### Directions for this task:
Leave out every picture, then transcribe the rest of the listing exactly.

### Dataset content:
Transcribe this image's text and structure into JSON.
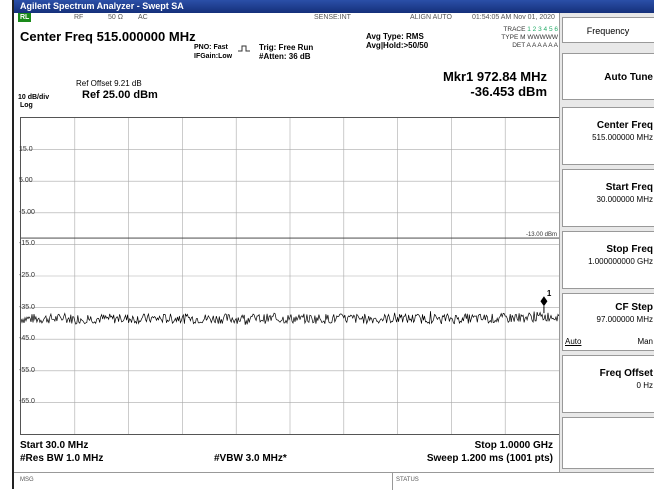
{
  "window": {
    "title": "Agilent Spectrum Analyzer - Swept SA"
  },
  "status_row": {
    "rl": "RL",
    "rf": "RF",
    "impedance": "50 Ω",
    "coupling": "AC",
    "sense": "SENSE:INT",
    "align": "ALIGN AUTO",
    "timestamp": "01:54:05 AM Nov 01, 2020"
  },
  "header": {
    "center_freq": "Center Freq 515.000000 MHz",
    "pno": "PNO: Fast",
    "ifgain": "IFGain:Low",
    "trig": "Trig: Free Run",
    "atten": "#Atten: 36 dB",
    "avg_type": "Avg Type: RMS",
    "avg_hold": "Avg|Hold:>50/50",
    "trace_label": "TRACE",
    "trace_nums": "1 2 3 4 5 6",
    "type_label": "TYPE",
    "type_val": "M WWWWW",
    "det_label": "DET",
    "det_val": "A A A A A A"
  },
  "marker": {
    "line1": "Mkr1 972.84 MHz",
    "line2": "-36.453 dBm",
    "flag": "1"
  },
  "scale": {
    "ref_offset": "Ref Offset 9.21 dB",
    "div": "10 dB/div",
    "ref": "Ref 25.00 dBm",
    "log": "Log"
  },
  "y_ticks": [
    "15.0",
    "5.00",
    "-5.00",
    "-15.0",
    "-25.0",
    "-35.0",
    "-45.0",
    "-55.0",
    "-65.0"
  ],
  "display_line_label": "-13.00 dBm",
  "footer": {
    "start": "Start 30.0 MHz",
    "stop": "Stop 1.0000 GHz",
    "rbw": "#Res BW 1.0 MHz",
    "vbw": "#VBW 3.0 MHz*",
    "sweep": "Sweep  1.200 ms (1001 pts)"
  },
  "msgbar": {
    "msg": "MSG",
    "status": "STATUS"
  },
  "softkeys": {
    "menu_title": "Frequency",
    "auto_tune": "Auto Tune",
    "center_freq": {
      "label": "Center Freq",
      "value": "515.000000 MHz"
    },
    "start_freq": {
      "label": "Start Freq",
      "value": "30.000000 MHz"
    },
    "stop_freq": {
      "label": "Stop Freq",
      "value": "1.000000000 GHz"
    },
    "cf_step": {
      "label": "CF Step",
      "value": "97.000000 MHz",
      "auto": "Auto",
      "man": "Man"
    },
    "freq_offset": {
      "label": "Freq Offset",
      "value": "0 Hz"
    }
  },
  "chart_data": {
    "type": "line",
    "xlabel": "",
    "ylabel": "",
    "x_range_mhz": [
      30,
      1000
    ],
    "ylim": [
      -75,
      25
    ],
    "y_unit": "dBm",
    "series": [
      {
        "name": "",
        "noise_floor_dbm": -38.5,
        "marker_x_mhz": 972.84,
        "marker_y_dbm": -36.453
      }
    ],
    "display_line_dbm": -13.0,
    "grid": true
  },
  "colors": {
    "titlebar": "#1a3a8c",
    "trace": "#000000",
    "grid": "#aaaaaa"
  }
}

### Finished task:
Transcribe this image's text and structure into JSON.
{
  "window": {
    "title": "Agilent Spectrum Analyzer - Swept SA"
  },
  "status_row": {
    "rl": "RL",
    "rf": "RF",
    "impedance": "50 Ω",
    "coupling": "AC",
    "sense": "SENSE:INT",
    "align": "ALIGN AUTO",
    "timestamp": "01:54:05 AM Nov 01, 2020"
  },
  "header": {
    "center_freq": "Center Freq 515.000000 MHz",
    "pno": "PNO: Fast",
    "ifgain": "IFGain:Low",
    "trig": "Trig: Free Run",
    "atten": "#Atten: 36 dB",
    "avg_type": "Avg Type: RMS",
    "avg_hold": "Avg|Hold:>50/50",
    "trace_label": "TRACE",
    "trace_nums": "1 2 3 4 5 6",
    "type_label": "TYPE",
    "type_val": "M WWWWW",
    "det_label": "DET",
    "det_val": "A A A A A A"
  },
  "marker": {
    "line1": "Mkr1 972.84 MHz",
    "line2": "-36.453 dBm",
    "flag": "1"
  },
  "scale": {
    "ref_offset": "Ref Offset 9.21 dB",
    "div": "10 dB/div",
    "ref": "Ref 25.00 dBm",
    "log": "Log"
  },
  "y_ticks": [
    "15.0",
    "5.00",
    "-5.00",
    "-15.0",
    "-25.0",
    "-35.0",
    "-45.0",
    "-55.0",
    "-65.0"
  ],
  "display_line_label": "-13.00 dBm",
  "footer": {
    "start": "Start 30.0 MHz",
    "stop": "Stop 1.0000 GHz",
    "rbw": "#Res BW 1.0 MHz",
    "vbw": "#VBW 3.0 MHz*",
    "sweep": "Sweep  1.200 ms (1001 pts)"
  },
  "msgbar": {
    "msg": "MSG",
    "status": "STATUS"
  },
  "softkeys": {
    "menu_title": "Frequency",
    "auto_tune": "Auto Tune",
    "center_freq": {
      "label": "Center Freq",
      "value": "515.000000 MHz"
    },
    "start_freq": {
      "label": "Start Freq",
      "value": "30.000000 MHz"
    },
    "stop_freq": {
      "label": "Stop Freq",
      "value": "1.000000000 GHz"
    },
    "cf_step": {
      "label": "CF Step",
      "value": "97.000000 MHz",
      "auto": "Auto",
      "man": "Man"
    },
    "freq_offset": {
      "label": "Freq Offset",
      "value": "0 Hz"
    }
  },
  "chart_data": {
    "type": "line",
    "xlabel": "",
    "ylabel": "",
    "x_range_mhz": [
      30,
      1000
    ],
    "ylim": [
      -75,
      25
    ],
    "y_unit": "dBm",
    "series": [
      {
        "name": "",
        "noise_floor_dbm": -38.5,
        "marker_x_mhz": 972.84,
        "marker_y_dbm": -36.453
      }
    ],
    "display_line_dbm": -13.0,
    "grid": true
  },
  "colors": {
    "titlebar": "#1a3a8c",
    "trace": "#000000",
    "grid": "#aaaaaa"
  }
}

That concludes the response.